Tell how many lines carry the word "JSON"; the reply is the number and nothing else.

---------- RAW DATA ----------

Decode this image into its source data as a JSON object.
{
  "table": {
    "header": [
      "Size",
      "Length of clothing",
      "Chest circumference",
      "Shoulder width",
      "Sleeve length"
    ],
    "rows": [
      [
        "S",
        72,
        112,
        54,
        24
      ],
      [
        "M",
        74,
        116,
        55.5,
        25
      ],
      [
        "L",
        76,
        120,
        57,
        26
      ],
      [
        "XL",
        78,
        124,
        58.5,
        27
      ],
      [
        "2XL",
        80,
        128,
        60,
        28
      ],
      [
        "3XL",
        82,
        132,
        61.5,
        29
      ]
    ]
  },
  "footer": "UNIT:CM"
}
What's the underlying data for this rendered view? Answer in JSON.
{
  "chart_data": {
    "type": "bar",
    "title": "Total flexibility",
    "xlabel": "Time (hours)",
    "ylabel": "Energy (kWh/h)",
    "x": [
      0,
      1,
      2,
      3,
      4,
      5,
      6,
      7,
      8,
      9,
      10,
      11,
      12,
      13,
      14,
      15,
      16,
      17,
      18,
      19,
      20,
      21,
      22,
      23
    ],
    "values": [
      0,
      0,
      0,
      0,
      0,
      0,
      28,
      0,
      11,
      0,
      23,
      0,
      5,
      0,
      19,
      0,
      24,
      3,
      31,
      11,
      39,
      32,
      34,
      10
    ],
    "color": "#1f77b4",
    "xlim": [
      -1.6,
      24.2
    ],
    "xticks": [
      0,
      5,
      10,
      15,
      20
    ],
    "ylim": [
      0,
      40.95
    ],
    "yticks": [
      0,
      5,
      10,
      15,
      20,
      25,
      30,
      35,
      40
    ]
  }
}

----------

• **TASK RESPONSE**: 2